▶ _Goal of the exercise_: Return each line of the listing below, unchanged, and omit the images.

▶ _Data to use_:
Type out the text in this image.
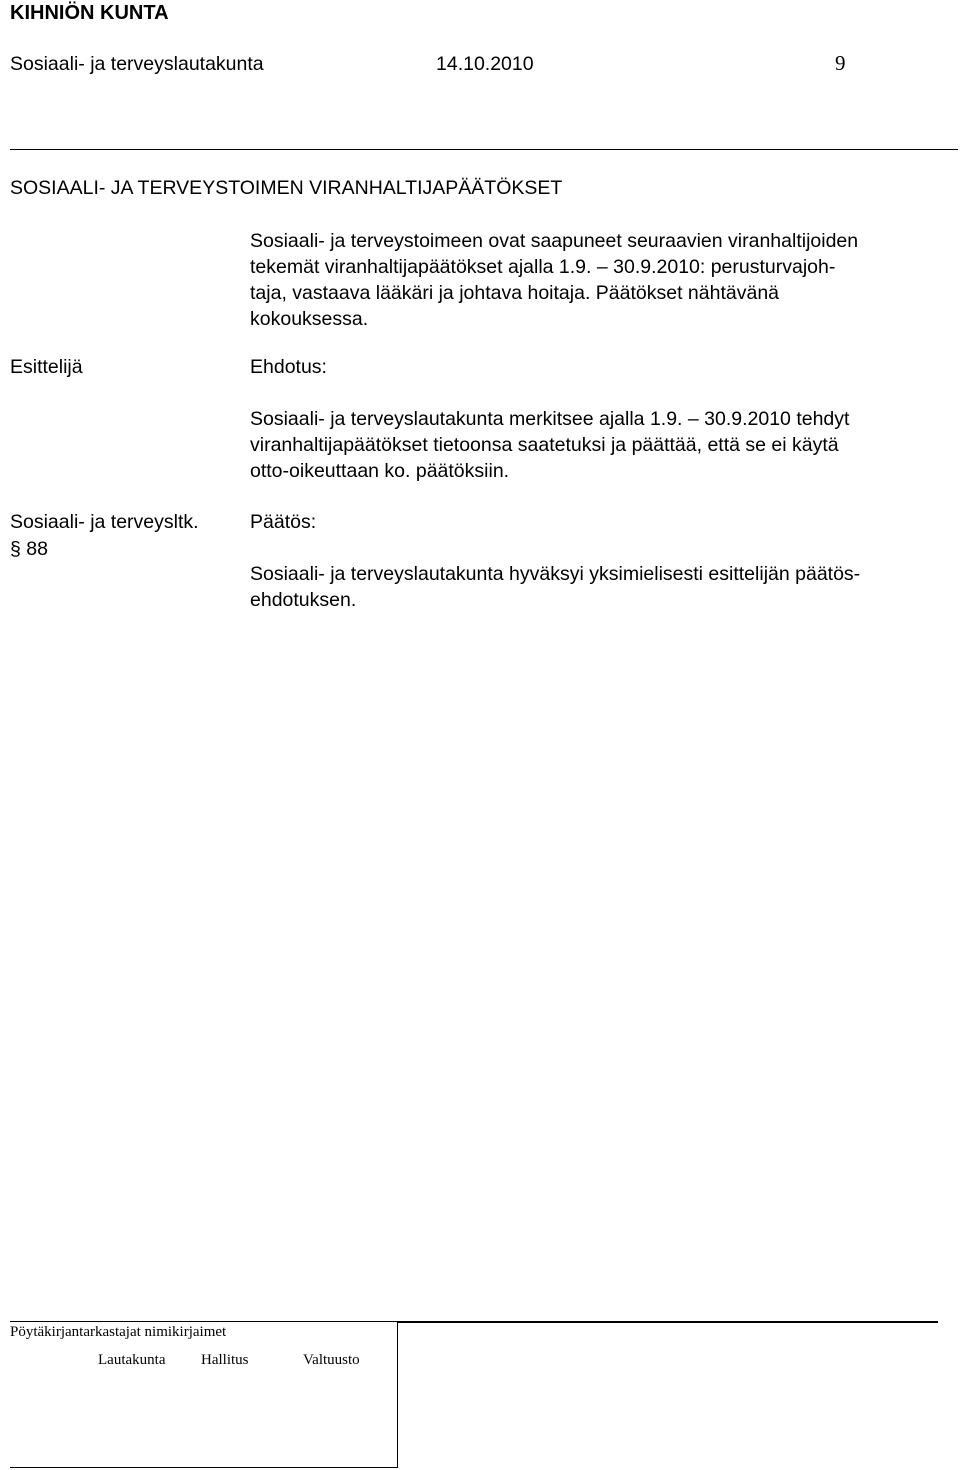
KIHNIÖN KUNTA
Sosiaali- ja terveyslautakunta	14.10.2010	9
SOSIAALI- JA TERVEYSTOIMEN VIRANHALTIJAPÄÄTÖKSET

Sosiaali- ja terveystoimeen ovat saapuneet seuraavien viranhaltijoiden

tekemät viranhaltijapäätökset ajalla 1.9. – 30.9.2010: perusturvajoh-

taja, vastaava lääkäri ja johtava hoitaja. Päätökset nähtävänä

kokouksessa.

Esittelijä	Ehdotus:

Sosiaali- ja terveyslautakunta merkitsee ajalla 1.9. – 30.9.2010 tehdyt

viranhaltijapäätökset tietoonsa saatetuksi ja päättää, että se ei käytä

otto-oikeuttaan ko. päätöksiin.

Sosiaali- ja terveysltk.
§ 88
Päätös:

Sosiaali- ja terveyslautakunta hyväksyi yksimielisesti esittelijän päätös-

ehdotuksen.

Pöytäkirjantarkastajat nimikirjaimet
Lautakunta Hallitus	Valtuusto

▶ _Solution for this exercise_:
Type out the text in this image.
KIHNIÖN KUNTA
Sosiaali- ja terveyslautakunta	14.10.2010	9
SOSIAALI- JA TERVEYSTOIMEN VIRANHALTIJAPÄÄTÖKSET

Sosiaali- ja terveystoimeen ovat saapuneet seuraavien viranhaltijoiden

tekemät viranhaltijapäätökset ajalla 1.9. – 30.9.2010: perusturvajoh-

taja, vastaava lääkäri ja johtava hoitaja. Päätökset nähtävänä

kokouksessa.

Esittelijä	Ehdotus:

Sosiaali- ja terveyslautakunta merkitsee ajalla 1.9. – 30.9.2010 tehdyt

viranhaltijapäätökset tietoonsa saatetuksi ja päättää, että se ei käytä

otto-oikeuttaan ko. päätöksiin.

Sosiaali- ja terveysltk.
§ 88
Päätös:

Sosiaali- ja terveyslautakunta hyväksyi yksimielisesti esittelijän päätös-

ehdotuksen.

Pöytäkirjantarkastajat nimikirjaimet
Lautakunta Hallitus	Valtuusto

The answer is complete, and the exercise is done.